**** RECORDED DATA

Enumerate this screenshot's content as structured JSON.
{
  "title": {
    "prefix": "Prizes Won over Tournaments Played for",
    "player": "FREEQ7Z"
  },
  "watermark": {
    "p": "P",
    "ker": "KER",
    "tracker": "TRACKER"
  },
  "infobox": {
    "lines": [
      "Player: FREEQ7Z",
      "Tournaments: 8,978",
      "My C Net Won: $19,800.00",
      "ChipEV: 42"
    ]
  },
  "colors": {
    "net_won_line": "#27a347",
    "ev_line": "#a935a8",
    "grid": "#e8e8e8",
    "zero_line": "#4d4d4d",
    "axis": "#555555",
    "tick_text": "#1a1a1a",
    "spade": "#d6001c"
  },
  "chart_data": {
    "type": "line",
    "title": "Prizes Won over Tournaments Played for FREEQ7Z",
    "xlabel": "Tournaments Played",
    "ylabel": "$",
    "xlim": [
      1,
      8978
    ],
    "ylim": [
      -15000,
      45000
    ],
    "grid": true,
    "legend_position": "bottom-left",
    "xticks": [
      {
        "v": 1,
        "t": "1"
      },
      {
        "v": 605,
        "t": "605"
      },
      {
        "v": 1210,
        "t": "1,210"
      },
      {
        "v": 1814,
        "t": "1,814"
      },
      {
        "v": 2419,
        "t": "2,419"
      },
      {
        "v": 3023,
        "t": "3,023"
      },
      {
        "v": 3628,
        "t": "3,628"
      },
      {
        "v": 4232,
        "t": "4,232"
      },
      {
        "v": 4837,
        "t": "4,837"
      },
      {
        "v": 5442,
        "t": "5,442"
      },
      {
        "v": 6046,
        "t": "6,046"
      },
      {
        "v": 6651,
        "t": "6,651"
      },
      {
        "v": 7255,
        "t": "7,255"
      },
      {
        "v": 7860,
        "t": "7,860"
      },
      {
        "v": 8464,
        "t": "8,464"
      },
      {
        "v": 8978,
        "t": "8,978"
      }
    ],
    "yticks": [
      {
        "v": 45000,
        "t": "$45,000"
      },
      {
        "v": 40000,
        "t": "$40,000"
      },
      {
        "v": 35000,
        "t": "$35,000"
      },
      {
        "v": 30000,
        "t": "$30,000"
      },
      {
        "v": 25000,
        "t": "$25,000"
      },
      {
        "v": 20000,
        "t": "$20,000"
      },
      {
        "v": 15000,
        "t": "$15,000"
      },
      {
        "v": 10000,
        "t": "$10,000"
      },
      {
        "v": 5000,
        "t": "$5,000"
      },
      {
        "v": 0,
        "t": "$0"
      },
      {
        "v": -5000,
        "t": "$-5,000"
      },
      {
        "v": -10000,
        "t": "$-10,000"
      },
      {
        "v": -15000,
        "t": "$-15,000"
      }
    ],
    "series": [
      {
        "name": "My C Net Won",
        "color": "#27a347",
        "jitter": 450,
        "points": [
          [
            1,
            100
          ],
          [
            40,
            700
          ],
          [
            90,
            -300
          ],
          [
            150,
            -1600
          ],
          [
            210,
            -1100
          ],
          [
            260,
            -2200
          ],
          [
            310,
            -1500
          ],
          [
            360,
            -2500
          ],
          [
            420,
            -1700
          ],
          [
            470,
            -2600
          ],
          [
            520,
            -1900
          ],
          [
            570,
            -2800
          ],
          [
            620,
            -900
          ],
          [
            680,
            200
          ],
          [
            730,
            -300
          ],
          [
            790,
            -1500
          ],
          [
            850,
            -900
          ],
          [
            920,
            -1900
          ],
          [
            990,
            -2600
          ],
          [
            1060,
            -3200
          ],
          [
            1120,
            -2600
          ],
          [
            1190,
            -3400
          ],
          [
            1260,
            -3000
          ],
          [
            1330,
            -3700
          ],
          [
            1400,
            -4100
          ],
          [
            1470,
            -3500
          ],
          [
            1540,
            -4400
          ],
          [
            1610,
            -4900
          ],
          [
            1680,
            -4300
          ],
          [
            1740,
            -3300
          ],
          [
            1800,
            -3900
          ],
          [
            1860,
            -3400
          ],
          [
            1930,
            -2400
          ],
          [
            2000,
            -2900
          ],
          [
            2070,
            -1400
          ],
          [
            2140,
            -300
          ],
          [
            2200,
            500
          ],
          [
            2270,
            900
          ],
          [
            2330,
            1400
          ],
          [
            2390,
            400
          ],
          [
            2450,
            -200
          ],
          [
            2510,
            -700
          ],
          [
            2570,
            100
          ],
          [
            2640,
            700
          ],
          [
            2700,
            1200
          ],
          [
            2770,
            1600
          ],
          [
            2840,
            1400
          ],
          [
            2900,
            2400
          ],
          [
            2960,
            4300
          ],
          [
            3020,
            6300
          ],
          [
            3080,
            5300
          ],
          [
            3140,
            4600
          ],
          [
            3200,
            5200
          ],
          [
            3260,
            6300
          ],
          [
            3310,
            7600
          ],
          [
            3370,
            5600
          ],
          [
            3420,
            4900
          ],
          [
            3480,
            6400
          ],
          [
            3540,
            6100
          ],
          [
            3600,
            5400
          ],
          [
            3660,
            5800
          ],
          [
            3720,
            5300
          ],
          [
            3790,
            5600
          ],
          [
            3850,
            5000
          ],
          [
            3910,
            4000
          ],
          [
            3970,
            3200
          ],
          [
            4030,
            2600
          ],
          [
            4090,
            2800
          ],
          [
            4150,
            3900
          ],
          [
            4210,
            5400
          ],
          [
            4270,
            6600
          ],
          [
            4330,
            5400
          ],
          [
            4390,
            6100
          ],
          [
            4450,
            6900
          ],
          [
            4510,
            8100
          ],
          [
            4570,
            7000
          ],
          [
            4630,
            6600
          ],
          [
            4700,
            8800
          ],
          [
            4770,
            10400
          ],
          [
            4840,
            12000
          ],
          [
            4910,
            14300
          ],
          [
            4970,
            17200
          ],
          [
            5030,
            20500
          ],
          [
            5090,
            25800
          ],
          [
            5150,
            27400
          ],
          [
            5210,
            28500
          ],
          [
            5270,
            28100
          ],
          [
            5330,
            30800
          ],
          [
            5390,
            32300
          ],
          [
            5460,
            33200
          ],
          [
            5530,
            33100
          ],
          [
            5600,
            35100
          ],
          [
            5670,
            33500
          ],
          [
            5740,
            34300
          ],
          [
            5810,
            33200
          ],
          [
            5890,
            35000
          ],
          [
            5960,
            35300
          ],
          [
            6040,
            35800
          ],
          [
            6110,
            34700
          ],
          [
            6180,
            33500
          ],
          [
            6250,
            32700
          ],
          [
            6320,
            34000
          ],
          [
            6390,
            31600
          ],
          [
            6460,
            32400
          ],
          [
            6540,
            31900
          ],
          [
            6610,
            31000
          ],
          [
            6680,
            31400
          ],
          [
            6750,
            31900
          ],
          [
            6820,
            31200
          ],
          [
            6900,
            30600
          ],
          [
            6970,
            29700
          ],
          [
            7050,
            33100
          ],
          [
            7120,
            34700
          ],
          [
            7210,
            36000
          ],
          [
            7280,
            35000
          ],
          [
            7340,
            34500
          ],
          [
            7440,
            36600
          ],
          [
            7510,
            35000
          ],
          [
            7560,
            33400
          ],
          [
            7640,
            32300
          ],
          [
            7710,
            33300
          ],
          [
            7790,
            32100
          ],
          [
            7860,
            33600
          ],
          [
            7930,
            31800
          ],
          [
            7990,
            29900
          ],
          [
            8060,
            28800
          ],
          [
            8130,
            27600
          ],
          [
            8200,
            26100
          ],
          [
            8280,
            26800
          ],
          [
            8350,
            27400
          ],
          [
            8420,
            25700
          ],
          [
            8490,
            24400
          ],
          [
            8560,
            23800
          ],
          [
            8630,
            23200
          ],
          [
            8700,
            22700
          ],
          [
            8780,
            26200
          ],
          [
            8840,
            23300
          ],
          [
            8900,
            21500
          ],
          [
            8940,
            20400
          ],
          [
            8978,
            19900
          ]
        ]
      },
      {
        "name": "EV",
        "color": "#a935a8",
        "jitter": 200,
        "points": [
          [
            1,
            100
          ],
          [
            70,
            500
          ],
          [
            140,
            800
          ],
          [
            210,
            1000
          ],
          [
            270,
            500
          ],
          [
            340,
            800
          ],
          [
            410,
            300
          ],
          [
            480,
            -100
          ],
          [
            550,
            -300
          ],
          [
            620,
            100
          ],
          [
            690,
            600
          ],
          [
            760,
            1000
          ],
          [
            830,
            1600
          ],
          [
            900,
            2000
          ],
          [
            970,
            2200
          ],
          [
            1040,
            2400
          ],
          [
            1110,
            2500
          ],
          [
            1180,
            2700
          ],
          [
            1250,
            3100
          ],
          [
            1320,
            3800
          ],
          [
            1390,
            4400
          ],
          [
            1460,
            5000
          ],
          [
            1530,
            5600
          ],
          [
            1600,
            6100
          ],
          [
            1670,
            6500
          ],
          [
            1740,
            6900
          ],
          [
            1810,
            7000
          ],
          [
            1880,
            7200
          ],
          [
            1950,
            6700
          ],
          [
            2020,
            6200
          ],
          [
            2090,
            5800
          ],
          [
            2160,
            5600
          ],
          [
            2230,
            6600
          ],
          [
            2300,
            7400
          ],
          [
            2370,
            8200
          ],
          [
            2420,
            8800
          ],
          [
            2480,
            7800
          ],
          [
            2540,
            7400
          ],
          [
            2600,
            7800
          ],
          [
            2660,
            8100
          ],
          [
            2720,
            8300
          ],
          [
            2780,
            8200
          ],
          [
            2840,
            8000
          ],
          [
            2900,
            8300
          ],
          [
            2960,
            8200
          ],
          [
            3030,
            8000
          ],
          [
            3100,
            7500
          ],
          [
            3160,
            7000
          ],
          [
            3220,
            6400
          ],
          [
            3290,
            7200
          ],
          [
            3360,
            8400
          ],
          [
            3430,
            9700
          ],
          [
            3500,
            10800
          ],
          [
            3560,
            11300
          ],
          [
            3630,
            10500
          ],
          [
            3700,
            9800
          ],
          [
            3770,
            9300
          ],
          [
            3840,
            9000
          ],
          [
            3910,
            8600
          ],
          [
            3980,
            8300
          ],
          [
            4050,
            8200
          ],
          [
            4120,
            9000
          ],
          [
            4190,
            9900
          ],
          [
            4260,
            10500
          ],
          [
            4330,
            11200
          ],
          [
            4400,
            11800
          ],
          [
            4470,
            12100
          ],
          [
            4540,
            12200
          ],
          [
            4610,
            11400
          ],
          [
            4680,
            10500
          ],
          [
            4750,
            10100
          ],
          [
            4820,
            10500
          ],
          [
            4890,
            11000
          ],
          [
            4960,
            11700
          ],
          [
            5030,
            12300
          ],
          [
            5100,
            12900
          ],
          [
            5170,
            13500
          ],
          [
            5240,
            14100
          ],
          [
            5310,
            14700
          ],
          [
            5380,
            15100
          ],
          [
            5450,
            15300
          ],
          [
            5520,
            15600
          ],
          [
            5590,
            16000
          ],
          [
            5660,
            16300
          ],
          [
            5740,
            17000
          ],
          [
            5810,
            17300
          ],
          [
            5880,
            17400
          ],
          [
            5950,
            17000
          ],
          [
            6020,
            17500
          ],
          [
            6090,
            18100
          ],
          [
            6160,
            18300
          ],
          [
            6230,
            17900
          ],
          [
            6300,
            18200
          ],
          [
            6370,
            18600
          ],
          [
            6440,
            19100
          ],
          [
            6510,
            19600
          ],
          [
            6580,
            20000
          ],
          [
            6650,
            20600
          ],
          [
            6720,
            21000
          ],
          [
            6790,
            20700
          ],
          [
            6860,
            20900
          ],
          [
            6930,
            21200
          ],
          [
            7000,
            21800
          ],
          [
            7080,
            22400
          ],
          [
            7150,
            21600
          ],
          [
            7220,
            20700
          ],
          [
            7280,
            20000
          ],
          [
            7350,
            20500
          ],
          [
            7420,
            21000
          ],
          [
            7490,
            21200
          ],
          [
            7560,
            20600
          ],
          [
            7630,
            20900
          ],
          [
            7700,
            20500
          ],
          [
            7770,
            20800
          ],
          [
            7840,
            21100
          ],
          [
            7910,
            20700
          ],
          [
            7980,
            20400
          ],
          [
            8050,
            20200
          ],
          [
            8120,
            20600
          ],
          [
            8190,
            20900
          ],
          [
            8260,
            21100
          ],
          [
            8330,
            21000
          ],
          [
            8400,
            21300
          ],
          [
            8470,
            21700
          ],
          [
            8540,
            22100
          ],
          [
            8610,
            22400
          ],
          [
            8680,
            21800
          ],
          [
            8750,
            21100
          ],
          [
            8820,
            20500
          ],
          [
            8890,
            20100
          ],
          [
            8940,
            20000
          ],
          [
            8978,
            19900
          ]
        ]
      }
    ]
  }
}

********

→ EXERCISE DETAILS: Search the data for the word "Tournaments" and copy each line where it appears.

→ RIGHT ANSWER:
    "prefix": "Prizes Won over Tournaments Played for",
      "Tournaments: 8,978",
    "title": "Prizes Won over Tournaments Played for FREEQ7Z",
    "xlabel": "Tournaments Played",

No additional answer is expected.